◆ TASK TO COMPLETE ◆
An exact copy of every record is needed.

-.-.-

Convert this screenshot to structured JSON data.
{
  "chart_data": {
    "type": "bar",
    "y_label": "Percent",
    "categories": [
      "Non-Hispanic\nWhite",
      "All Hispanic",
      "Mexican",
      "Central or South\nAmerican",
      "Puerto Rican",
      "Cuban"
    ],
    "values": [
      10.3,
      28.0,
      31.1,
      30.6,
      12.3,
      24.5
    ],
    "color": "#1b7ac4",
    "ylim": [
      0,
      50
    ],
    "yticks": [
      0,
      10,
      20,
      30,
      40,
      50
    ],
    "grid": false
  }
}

-.-.-

◆ REPLY TO THE TASK ◆
Convert this screenshot to structured JSON data.
{
  "chart_data": {
    "type": "bar",
    "y_label": "Percent",
    "categories": [
      "Non-Hispanic\nWhite",
      "All Hispanic",
      "Mexican",
      "Central or South\nAmerican",
      "Puerto Rican",
      "Cuban"
    ],
    "values": [
      10.3,
      28.0,
      31.1,
      30.6,
      12.3,
      24.5
    ],
    "color": "#1b7ac4",
    "ylim": [
      0,
      50
    ],
    "yticks": [
      0,
      10,
      20,
      30,
      40,
      50
    ],
    "grid": false
  }
}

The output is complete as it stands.